→ **SELECTED PASSAGE**:
# Which brand/make of knives?



## lea272 (Jan 11, 2008)

My boyfriend recently started working in a kitchen part-time to help fund him whilst he's at university (studying something totally unrelated to food!) and he's gotten really keen with his cookery. He's not doing anything too exotic - he's working in a cafe-bar sort of place, but they serve fresh food which he enjoys much more than before when he was working in a pub kitchen. He enjoys cooking at home too and mentioned the other week that he would like a set of good knives, so I was looking to buy him some.. but not really being any good in the kitchen I have no idea where to start looking!

I was wondering if anybody could advise me on which brand/make to look for or avoid, where I'm best buying from? Obviously just for using in the kitchen at home they don't have to be amazing, but I'd like to get him something nice that will "do the job" and will last. Left to my own devices I could be buying anything and I wouldn't know any different, so I was hoping you might be able to offer me some reccommendations.

Thanks,
Leanne


----------



## fr33_mason (Jan 9, 2008)

knives are very personal to a person who uses them alot. What works well with me may not work well with you.

Here is a link to a really good thread which should help you alot:
http://www.cheftalk.com/forums/cooki...ife-guide.html


----------



## kyheirloomer (Feb 1, 2007)

The only knives worth having are those which:

1. Take an edge readily and hold it.
2. Do the job intended for them. 
3. Are comfortable in the hand. 
4. (In some cases) Are aestetically pleasing. 

Note that nothing there includes brand names or price points.

The thing to do is haul him down to the store where they have a nice selection, and let him pick out the one or two or three that he thinks most suitable. 

Were it me, and I had no decent knives, I would look for a chef's knife or a Santuko; a boning/utility knife; and a paring knife as starters. Then I would build from there. 

And shy away from sets. Individual knives, of the style needed, make much more sense than any set ever devised. For instance, given the three I mentioned, he might like one make & model chef's knife, but opt for a totally different brand for the paring knife.


----------



## lea272 (Jan 11, 2008)

Thanks for your advice :smiles: That article was very useful!

I would automatically have presumed that the more expensive the knife, the better it is. I think I'll suggest we go out and have a look around, may not be such a surprise but it saves me spending money on something he might not be comfortable with. I think ill take KYHeriloomer's advice and get him a few basic "essentials" to encourage him to build up a small collection.


----------



## kingpin008 (Jan 12, 2008)

Wow, Lea - thanks for asking this question. I was just about to make a post asking about knife choices, as I'm getting ready to start Culinary School later this month and need some info on what to choose. 

Also, let me say that your man is lucky to have a girl like you - if he's really enthusiastic about cooking, I'm sure a gift of knives for the task will really make him happy! I haven't really gotten deep into cooking yet, but I can definetly identify with it as something that gives me great enjoyment.


----------



## adamm (Jul 16, 2005)

If you want some opinions check out the knife post on the main profesional board, theres lots about it.


----------



## katyaslime (Jan 12, 2008)

I've decided to recommend Global knives as he seems to think they are the best choice.  More about it in Kitchen Confidential.


----------

→ **RECORDED DATA**:
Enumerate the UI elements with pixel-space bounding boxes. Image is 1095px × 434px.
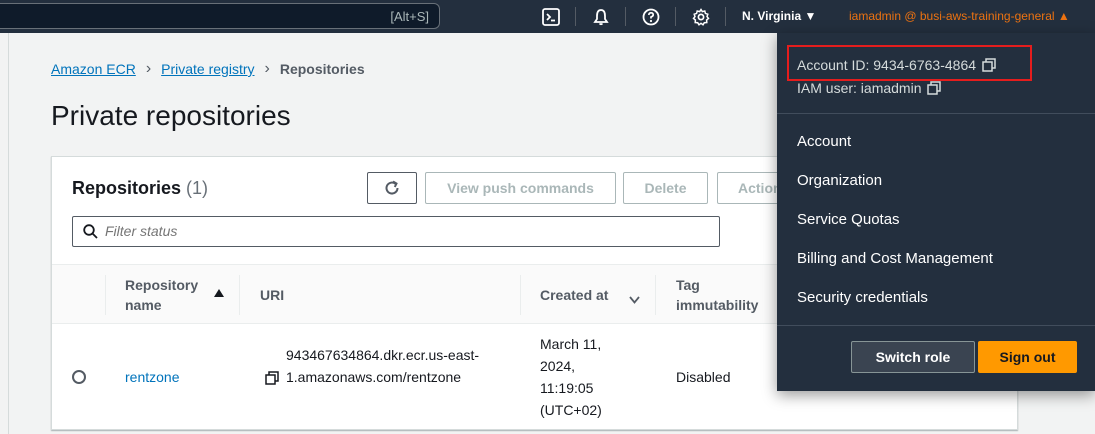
column-header-line: immutability [676,297,759,313]
help-icon[interactable] [640,6,661,27]
copy-uri-icon[interactable] [265,371,279,390]
search-bar[interactable]: [Alt+S] [0,3,440,29]
repository-name[interactable]: rentzone [125,369,179,385]
search-shortcut-hint: [Alt+S] [390,9,429,24]
filter-input[interactable] [105,223,705,239]
menu-divider [777,325,1095,326]
iam-user: IAM user: iamadmin [797,80,922,96]
account-id-row: Account ID: 9434-6763-4864 [797,57,996,73]
side-navigation-rail[interactable] [0,33,9,434]
tag-immutability-value: Disabled [676,369,731,385]
created-line: March 11, [540,336,602,352]
filter-field[interactable] [72,216,720,247]
nav-divider [725,7,726,26]
refresh-button[interactable] [367,172,417,204]
column-divider [520,275,521,315]
account-id: Account ID: 9434-6763-4864 [797,57,977,73]
repository-count: (1) [186,178,209,198]
column-header-line: Tag [676,277,700,293]
breadcrumb-amazon-ecr[interactable]: Amazon ECR [51,61,136,77]
notifications-bell-icon[interactable] [590,6,611,27]
nav-divider [675,7,676,26]
view-push-commands-button[interactable]: View push commands [425,172,616,204]
delete-button[interactable]: Delete [623,172,708,204]
breadcrumb-current: Repositories [279,61,365,77]
column-header-uri[interactable]: URI [260,285,284,305]
menu-item-billing[interactable]: Billing and Cost Management [797,250,993,267]
copy-iam-user-icon[interactable] [927,81,942,95]
created-line: 11:19:05 [540,380,594,396]
repository-uri: 943467634864.dkr.ecr.us-east- 1.amazonaw… [286,344,479,388]
top-navigation-bar: [Alt+S] N. Virginia ▼ iamadmin @ busi-aw… [0,0,1095,33]
refresh-icon [385,180,399,195]
row-select-radio[interactable] [72,370,86,384]
region-selector[interactable]: N. Virginia ▼ [742,9,816,23]
sort-caret-down-icon[interactable] [629,291,640,309]
uri-line: 1.amazonaws.com/rentzone [286,369,462,385]
column-header-line: Repository [125,277,199,293]
chevron-right-icon: › [145,60,152,77]
column-header-repository-name[interactable]: Repository name [125,275,198,315]
created-at-value: March 11, 2024, 11:19:05 (UTC+02) [540,333,602,421]
column-header-created-at[interactable]: Created at [540,285,608,305]
sign-out-button[interactable]: Sign out [978,341,1077,373]
panel-title: Repositories (1) [72,178,208,199]
menu-item-account[interactable]: Account [797,133,851,150]
nav-divider [575,7,576,26]
switch-role-button[interactable]: Switch role [851,341,975,373]
column-divider [239,275,240,315]
created-line: (UTC+02) [540,402,602,418]
iam-user-row: IAM user: iamadmin [797,80,942,96]
search-icon [83,224,98,239]
cloudshell-icon[interactable] [540,6,561,27]
repository-name-link[interactable]: rentzone [125,366,179,388]
chevron-right-icon: › [264,60,270,77]
uri-line: 943467634864.dkr.ecr.us-east- [286,347,480,363]
created-line: 2024, [540,358,576,374]
column-header-tag-immutability[interactable]: Tag immutability [676,275,758,315]
column-divider [105,275,106,315]
menu-item-organization[interactable]: Organization [797,172,882,189]
menu-item-security-credentials[interactable]: Security credentials [797,289,928,306]
column-divider [655,275,656,315]
settings-gear-icon[interactable] [690,6,711,27]
column-header-line: name [125,297,162,313]
menu-item-service-quotas[interactable]: Service Quotas [797,211,900,228]
account-dropdown-menu: Account ID: 9434-6763-4864 IAM user: iam… [777,33,1095,391]
breadcrumb-private-registry[interactable]: Private registry [161,61,254,77]
account-menu-toggle[interactable]: iamadmin @ busi-aws-training-general ▲ [849,9,1070,23]
copy-account-id-icon[interactable] [982,58,996,72]
sort-ascending-icon[interactable] [214,289,224,297]
page-title: Private repositories [51,100,291,131]
nav-divider [625,7,626,26]
panel-title-text: Repositories [72,178,182,198]
menu-divider [777,113,1095,114]
breadcrumb: Amazon ECR › Private registry › Reposito… [51,60,365,78]
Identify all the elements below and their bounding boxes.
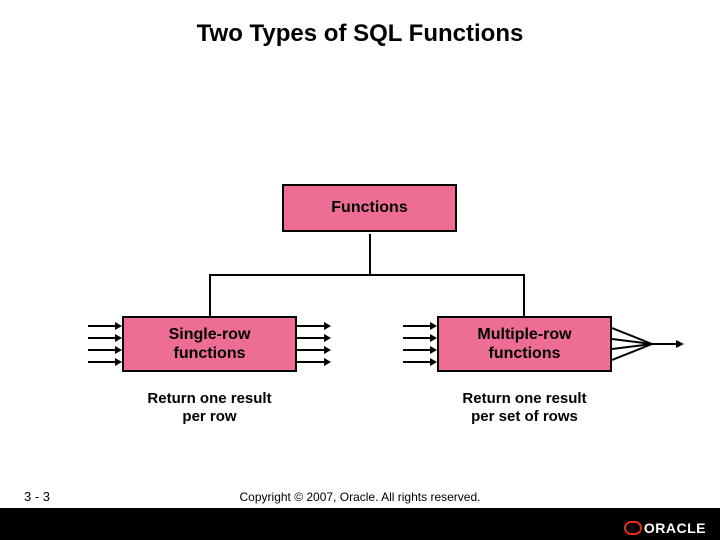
multiple-row-label-1: Multiple-row [477,325,571,344]
multiple-row-caption: Return one result per set of rows [437,390,612,426]
arrows-out-left [297,326,331,362]
slide: Two Types of SQL Functions Functions Sin… [0,0,720,540]
slide-title: Two Types of SQL Functions [0,20,720,48]
arrows-in-right [403,326,437,362]
connector-line [523,274,525,316]
caption-text: Return one result [122,390,297,408]
copyright-text: Copyright © 2007, Oracle. All rights res… [0,490,720,504]
oracle-logo: ORACLE [624,520,706,536]
connector-line [209,274,211,316]
arrows-in-left [88,326,122,362]
caption-text: Return one result [437,390,612,408]
oracle-o-icon [624,521,642,535]
multiple-row-box: Multiple-row functions [437,316,612,372]
footer-bar: ORACLE [0,508,720,540]
arrows-out-right [612,326,684,362]
single-row-label-2: functions [174,344,246,363]
functions-label: Functions [331,199,407,217]
caption-text: per row [122,408,297,426]
converge-arrow-icon [612,326,684,362]
functions-box: Functions [282,184,457,232]
single-row-caption: Return one result per row [122,390,297,426]
oracle-logo-text: ORACLE [644,520,706,536]
caption-text: per set of rows [437,408,612,426]
single-row-box: Single-row functions [122,316,297,372]
multiple-row-label-2: functions [489,344,561,363]
connector-line [369,234,371,274]
connector-line [209,274,525,276]
single-row-label-1: Single-row [169,325,251,344]
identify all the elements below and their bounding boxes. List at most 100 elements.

→ **PROBLEMS TO SOLVE**:
a) From the knife thread, write out the stretch from "Were it me, and" through "the paring knife.".
b) Translate this sentence from the knife thread into Spanish: "Individual knives, of the style needed, make much more sense than any set ever devised."
Nothing in the records is needed here.

→ **FULL ANSWERS**:
a)
Were it me, and I had no decent knives, I would look for a chef's knife or a Santuko; a boning/utility knife; and a paring knife as starters. Then I would build from there. 

And shy away from sets. Individual knives, of the style needed, make much more sense than any set ever devised. For instance, given the three I mentioned, he might like one make & model chef's knife, but opt for a totally different brand for the paring knife.

b) Los cuchillos individuales, del estilo que se necesite, tienen mucho más sentido que cualquier juego jamás ideado.